# start of Material to process

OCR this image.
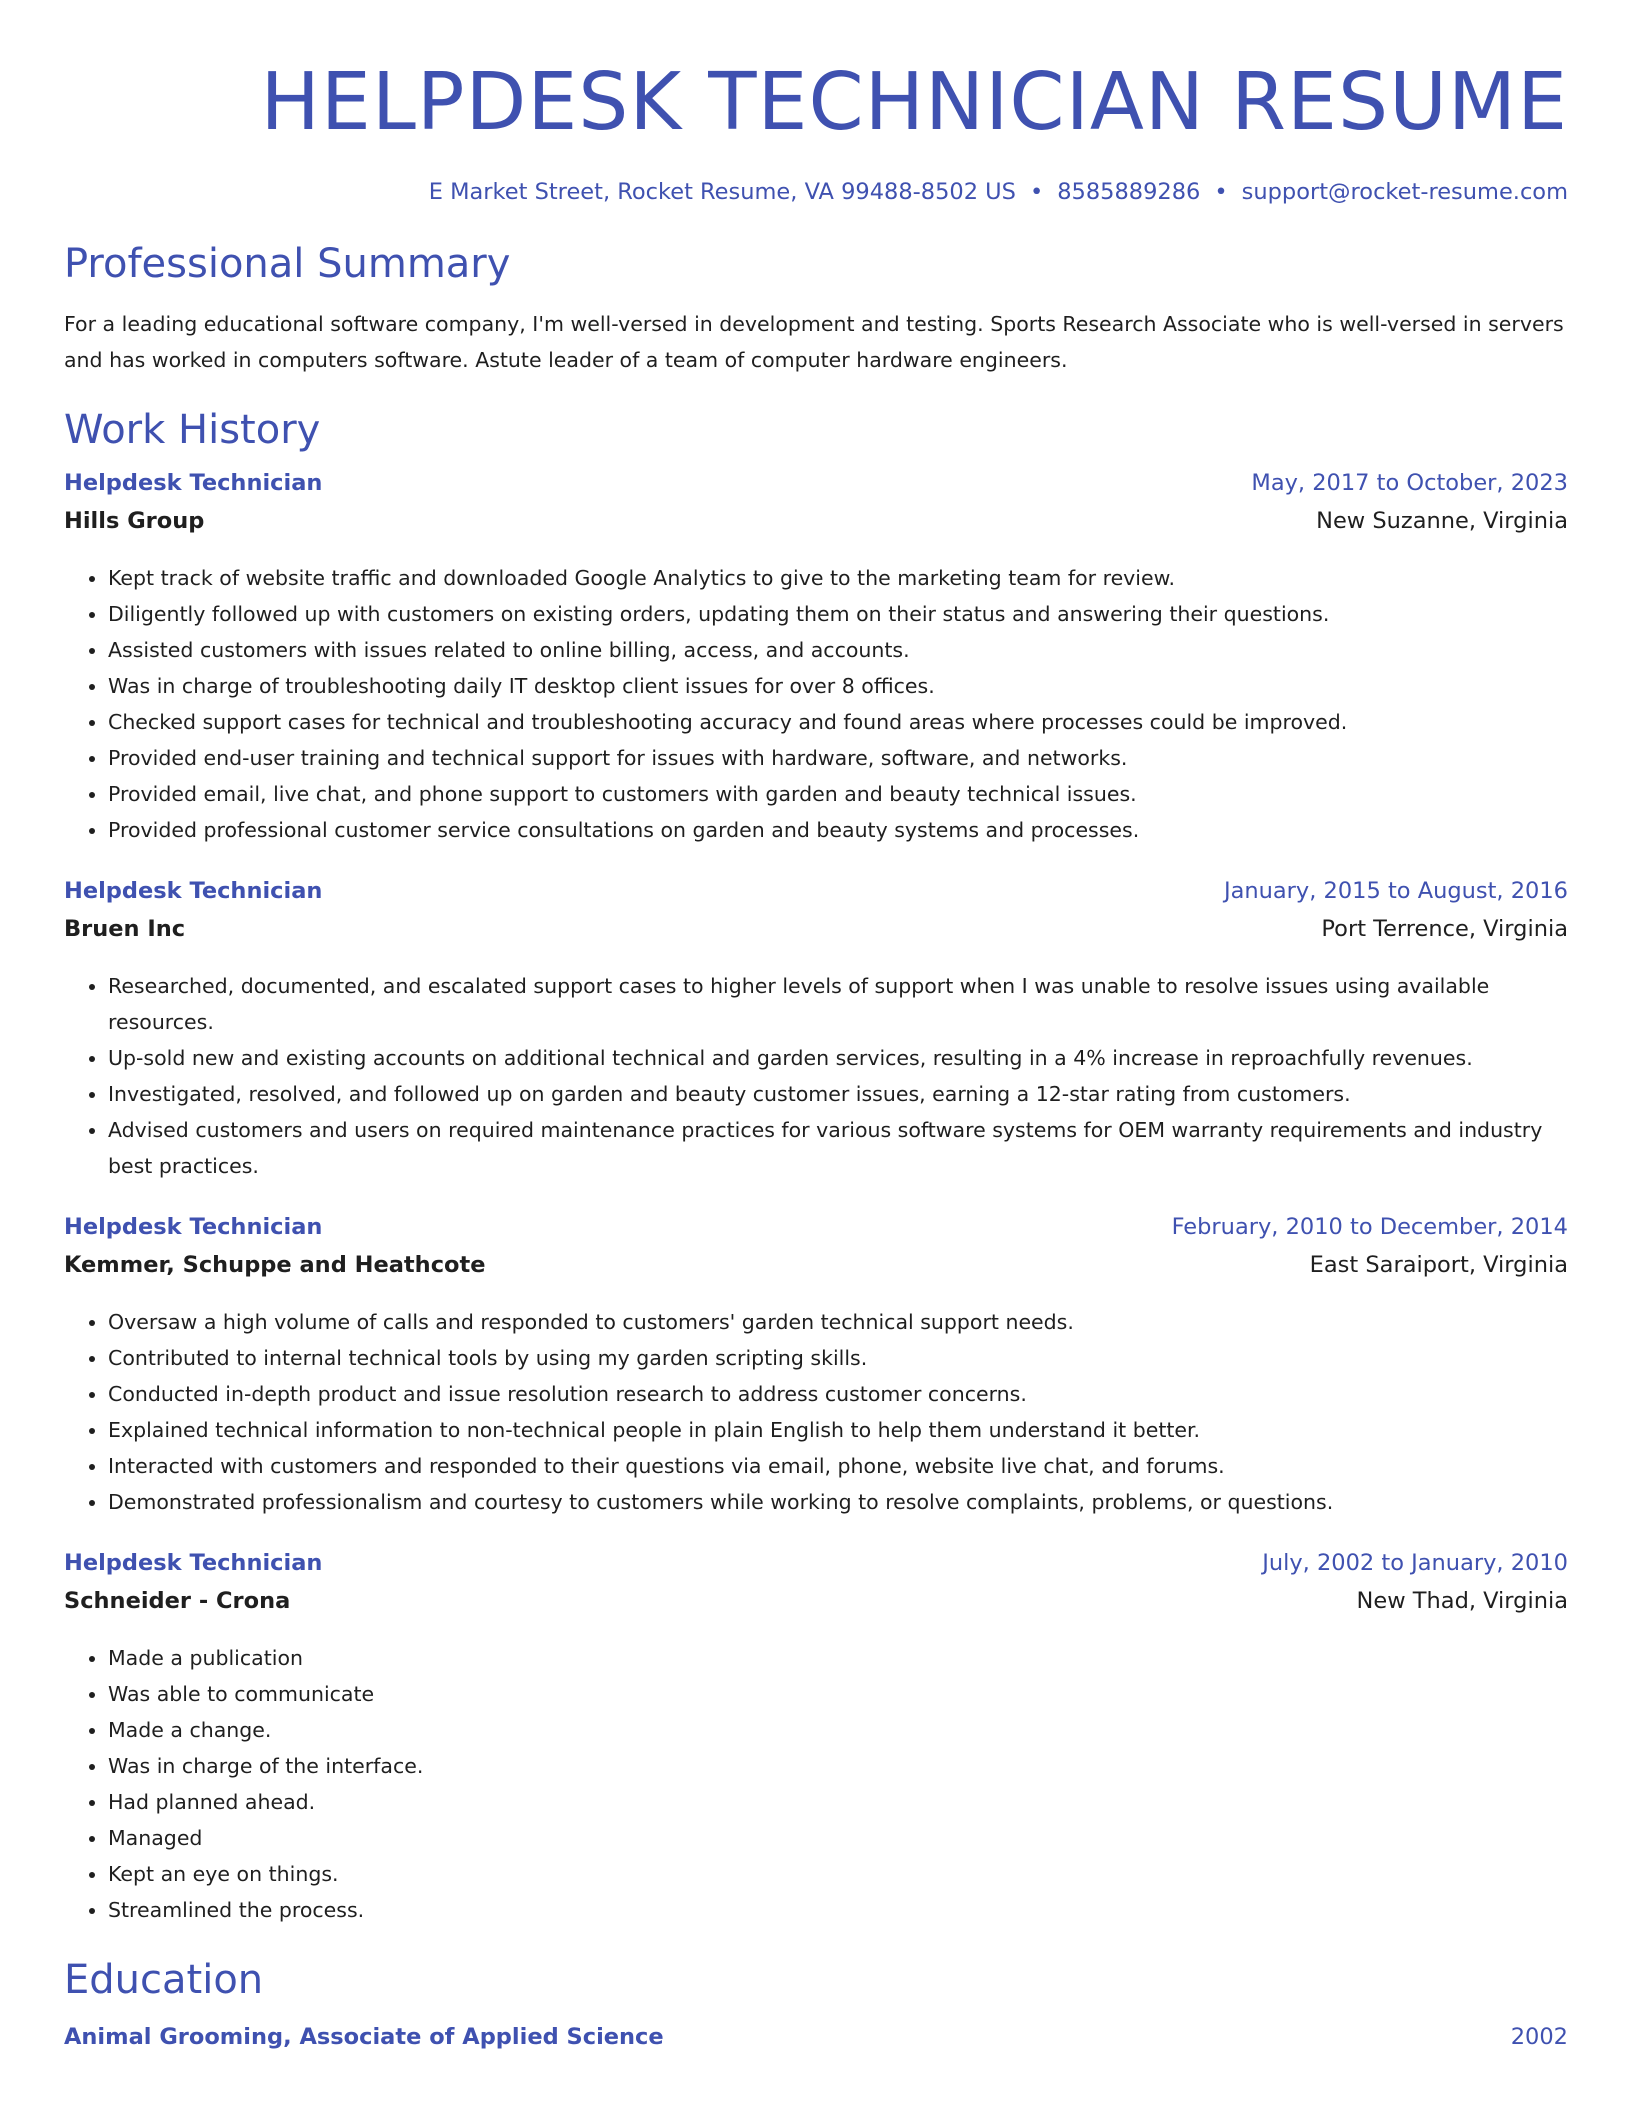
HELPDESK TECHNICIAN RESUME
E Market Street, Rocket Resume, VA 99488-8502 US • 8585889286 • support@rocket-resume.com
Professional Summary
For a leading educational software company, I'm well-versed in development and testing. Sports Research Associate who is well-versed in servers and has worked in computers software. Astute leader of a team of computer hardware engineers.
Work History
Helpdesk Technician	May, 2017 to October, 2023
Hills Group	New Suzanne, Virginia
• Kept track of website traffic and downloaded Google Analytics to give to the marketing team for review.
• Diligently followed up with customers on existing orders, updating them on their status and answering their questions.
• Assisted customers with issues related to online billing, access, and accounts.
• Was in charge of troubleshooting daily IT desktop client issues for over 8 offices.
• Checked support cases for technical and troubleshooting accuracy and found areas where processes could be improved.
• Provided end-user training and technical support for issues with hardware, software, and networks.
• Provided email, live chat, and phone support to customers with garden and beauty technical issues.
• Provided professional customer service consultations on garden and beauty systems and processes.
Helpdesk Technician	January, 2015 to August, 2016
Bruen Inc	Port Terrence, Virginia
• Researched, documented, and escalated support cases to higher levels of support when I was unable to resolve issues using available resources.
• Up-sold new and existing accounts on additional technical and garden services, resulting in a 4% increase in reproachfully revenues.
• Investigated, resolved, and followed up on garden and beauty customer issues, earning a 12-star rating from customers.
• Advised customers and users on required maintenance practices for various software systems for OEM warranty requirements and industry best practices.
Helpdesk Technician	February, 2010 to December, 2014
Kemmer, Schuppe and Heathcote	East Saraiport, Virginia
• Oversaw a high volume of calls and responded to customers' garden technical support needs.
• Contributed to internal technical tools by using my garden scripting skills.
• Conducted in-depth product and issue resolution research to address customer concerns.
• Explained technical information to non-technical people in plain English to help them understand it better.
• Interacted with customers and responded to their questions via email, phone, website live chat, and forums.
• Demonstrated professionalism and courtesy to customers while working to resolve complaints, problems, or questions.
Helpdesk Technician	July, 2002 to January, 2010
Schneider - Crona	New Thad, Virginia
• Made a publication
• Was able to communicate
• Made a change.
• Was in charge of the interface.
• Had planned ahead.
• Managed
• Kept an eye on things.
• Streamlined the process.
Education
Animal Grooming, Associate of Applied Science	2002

# end of Material to process

§ Job: Pick out the lines that contain "live" and copy them.

§ Exercise answer:
• Provided email, live chat, and phone support to customers with garden and beauty technical issues.
• Interacted with customers and responded to their questions via email, phone, website live chat, and forums.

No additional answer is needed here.